What the task asks -> Write out the records below word for word, please.

-------- Data extract --------

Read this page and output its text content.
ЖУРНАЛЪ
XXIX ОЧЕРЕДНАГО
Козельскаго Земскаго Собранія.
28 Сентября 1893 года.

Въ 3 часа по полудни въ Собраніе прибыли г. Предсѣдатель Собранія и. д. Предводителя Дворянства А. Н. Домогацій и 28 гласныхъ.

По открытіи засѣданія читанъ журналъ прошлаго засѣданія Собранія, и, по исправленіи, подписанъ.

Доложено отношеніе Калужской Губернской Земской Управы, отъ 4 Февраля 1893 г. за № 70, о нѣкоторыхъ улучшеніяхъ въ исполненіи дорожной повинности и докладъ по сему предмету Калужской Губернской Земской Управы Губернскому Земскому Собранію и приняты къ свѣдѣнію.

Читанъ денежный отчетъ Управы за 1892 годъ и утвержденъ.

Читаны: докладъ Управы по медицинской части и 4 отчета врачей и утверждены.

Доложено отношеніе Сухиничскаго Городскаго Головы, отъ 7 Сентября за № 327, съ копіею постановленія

--------

Problem solution ->
Read this page and output its text content.
ЖУРНАЛЪ
XXIX ОЧЕРЕДНАГО
Козельскаго Земскаго Собранія.
28 Сентября 1893 года.

Въ 3 часа по полудни въ Собраніе прибыли г. Предсѣдатель Собранія и. д. Предводителя Дворянства А. Н. Домогацій и 28 гласныхъ.

По открытіи засѣданія читанъ журналъ прошлаго засѣданія Собранія, и, по исправленіи, подписанъ.

Доложено отношеніе Калужской Губернской Земской Управы, отъ 4 Февраля 1893 г. за № 70, о нѣкоторыхъ улучшеніяхъ въ исполненіи дорожной повинности и докладъ по сему предмету Калужской Губернской Земской Управы Губернскому Земскому Собранію и приняты къ свѣдѣнію.

Читанъ денежный отчетъ Управы за 1892 годъ и утвержденъ.

Читаны: докладъ Управы по медицинской части и 4 отчета врачей и утверждены.

Доложено отношеніе Сухиничскаго Городскаго Головы, отъ 7 Сентября за № 327, съ копіею постановленія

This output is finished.